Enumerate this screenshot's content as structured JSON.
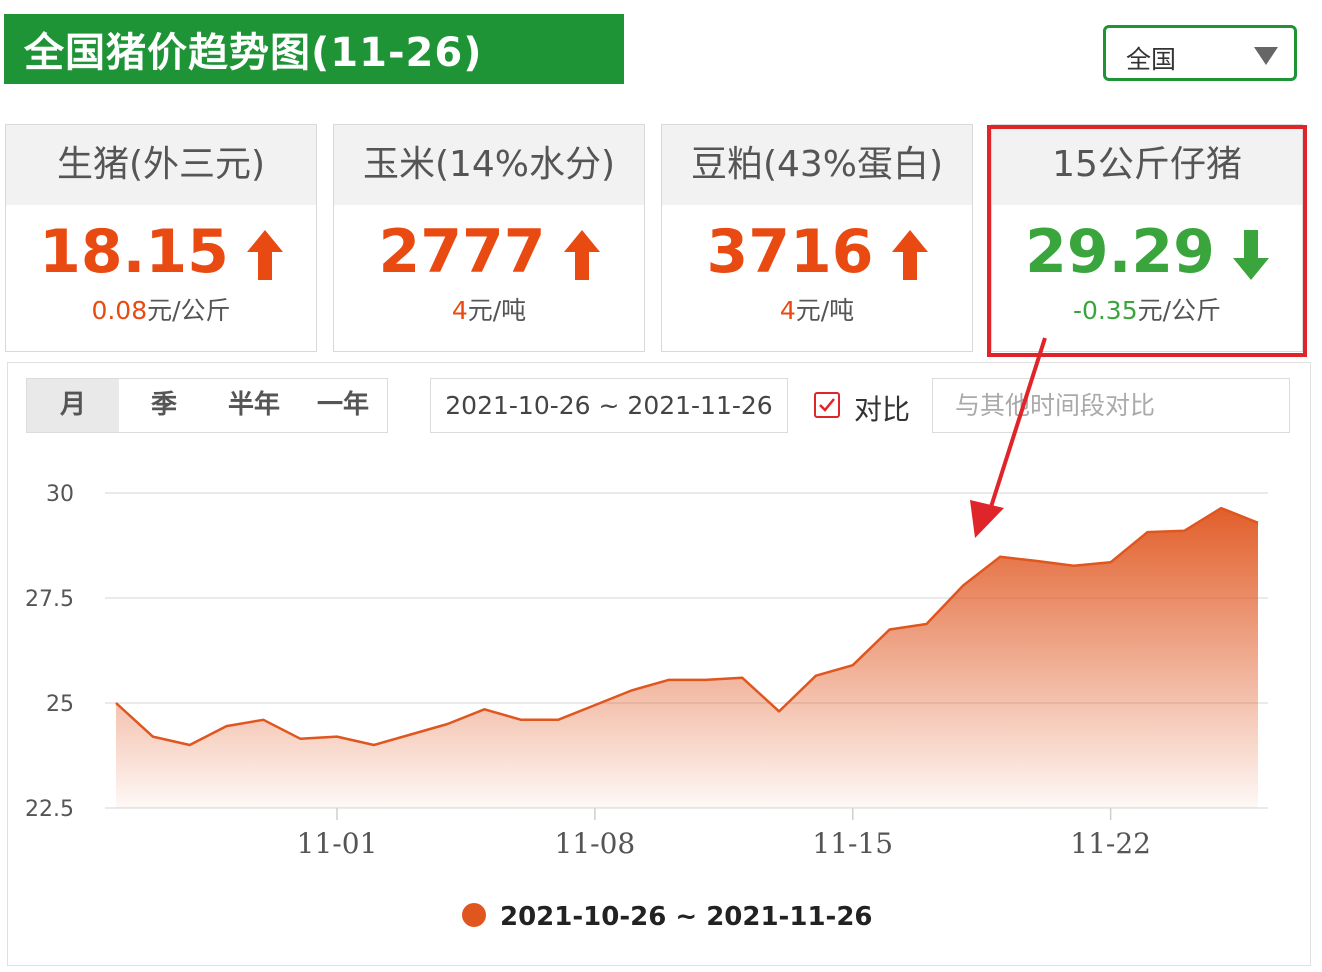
{
  "header": {
    "title": "全国猪价趋势图(11-26)",
    "region_select_value": "全国"
  },
  "cards": [
    {
      "name": "生猪(外三元)",
      "value": "18.15",
      "trend": "up",
      "change_num": "0.08",
      "change_unit": "元/公斤"
    },
    {
      "name": "玉米(14%水分)",
      "value": "2777",
      "trend": "up",
      "change_num": "4",
      "change_unit": "元/吨"
    },
    {
      "name": "豆粕(43%蛋白)",
      "value": "3716",
      "trend": "up",
      "change_num": "4",
      "change_unit": "元/吨"
    },
    {
      "name": "15公斤仔猪",
      "value": "29.29",
      "trend": "down",
      "change_num": "-0.35",
      "change_unit": "元/公斤"
    }
  ],
  "colors": {
    "up": "#e94a12",
    "down": "#3aa53c",
    "brand": "#1e9436",
    "highlight": "#e0252a",
    "series": "#e0561f"
  },
  "controls": {
    "tabs": [
      "月",
      "季",
      "半年",
      "一年"
    ],
    "active_tab": "月",
    "date_range": "2021-10-26 ~ 2021-11-26",
    "compare_label": "对比",
    "compare_checked": true,
    "compare_placeholder": "与其他时间段对比"
  },
  "chart_data": {
    "type": "area",
    "x": [
      "10-26",
      "10-27",
      "10-28",
      "10-29",
      "10-30",
      "10-31",
      "11-01",
      "11-02",
      "11-03",
      "11-04",
      "11-05",
      "11-06",
      "11-07",
      "11-08",
      "11-09",
      "11-10",
      "11-11",
      "11-12",
      "11-13",
      "11-14",
      "11-15",
      "11-16",
      "11-17",
      "11-18",
      "11-19",
      "11-20",
      "11-21",
      "11-22",
      "11-23",
      "11-24",
      "11-25",
      "11-26"
    ],
    "x_ticks": [
      "11-01",
      "11-08",
      "11-15",
      "11-22"
    ],
    "y_ticks": [
      "22.5",
      "25",
      "27.5",
      "30"
    ],
    "ylim": [
      22.5,
      30
    ],
    "grid": true,
    "series": [
      {
        "name": "2021-10-26 ~ 2021-11-26",
        "values": [
          25.0,
          24.2,
          24.0,
          24.45,
          24.6,
          24.15,
          24.2,
          24.0,
          24.25,
          24.5,
          24.85,
          24.6,
          24.6,
          24.95,
          25.3,
          25.55,
          25.55,
          25.6,
          24.8,
          25.65,
          25.9,
          26.75,
          26.88,
          27.8,
          28.48,
          28.38,
          28.27,
          28.35,
          29.07,
          29.1,
          29.64,
          29.29
        ]
      }
    ],
    "legend_position": "bottom-center"
  }
}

──────────

DIRECTION
Go through the data and gather every line that holds "name".

RESPONSE TO THIS TASK
      "name": "生猪(外三元)",
      "name": "玉米(14%水分)",
      "name": "豆粕(43%蛋白)",
      "name": "15公斤仔猪",
        "name": "2021-10-26 ~ 2021-11-26",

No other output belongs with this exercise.